▶ _What is asked_
Wherever a line below holds the word "وآخرون", copy that line.

----------------

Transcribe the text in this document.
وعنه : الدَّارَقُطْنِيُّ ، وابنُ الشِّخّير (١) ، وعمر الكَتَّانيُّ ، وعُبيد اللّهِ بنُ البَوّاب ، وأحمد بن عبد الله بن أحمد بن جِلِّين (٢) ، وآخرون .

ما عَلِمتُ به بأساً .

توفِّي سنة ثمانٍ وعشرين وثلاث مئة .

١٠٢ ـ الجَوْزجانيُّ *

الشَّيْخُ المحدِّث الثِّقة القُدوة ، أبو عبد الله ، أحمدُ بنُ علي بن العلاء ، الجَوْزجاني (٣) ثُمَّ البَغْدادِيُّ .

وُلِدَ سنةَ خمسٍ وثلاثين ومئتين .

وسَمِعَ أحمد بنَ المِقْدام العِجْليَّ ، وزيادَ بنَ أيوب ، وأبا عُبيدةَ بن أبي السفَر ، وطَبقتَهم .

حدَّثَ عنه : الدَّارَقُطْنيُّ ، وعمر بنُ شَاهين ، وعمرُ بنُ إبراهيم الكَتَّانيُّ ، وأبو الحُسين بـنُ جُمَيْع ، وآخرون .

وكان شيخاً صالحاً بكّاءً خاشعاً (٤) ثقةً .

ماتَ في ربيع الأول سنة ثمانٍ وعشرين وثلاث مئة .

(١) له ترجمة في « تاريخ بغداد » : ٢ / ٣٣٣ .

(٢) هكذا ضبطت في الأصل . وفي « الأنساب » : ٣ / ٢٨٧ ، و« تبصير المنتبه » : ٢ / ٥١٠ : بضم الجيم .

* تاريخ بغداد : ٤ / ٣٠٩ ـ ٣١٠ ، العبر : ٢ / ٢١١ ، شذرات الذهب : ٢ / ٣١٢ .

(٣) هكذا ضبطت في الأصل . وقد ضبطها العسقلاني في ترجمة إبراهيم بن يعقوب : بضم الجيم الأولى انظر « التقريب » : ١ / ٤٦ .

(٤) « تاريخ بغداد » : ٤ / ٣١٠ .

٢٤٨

----------------

▶ _Exercise output_
وعنه : الدَّارَقُطْنِيُّ ، وابنُ الشِّخّير (١) ، وعمر الكَتَّانيُّ ، وعُبيد اللّهِ بنُ البَوّاب ، وأحمد بن عبد الله بن أحمد بن جِلِّين (٢) ، وآخرون .
حدَّثَ عنه : الدَّارَقُطْنيُّ ، وعمر بنُ شَاهين ، وعمرُ بنُ إبراهيم الكَتَّانيُّ ، وأبو الحُسين بـنُ جُمَيْع ، وآخرون .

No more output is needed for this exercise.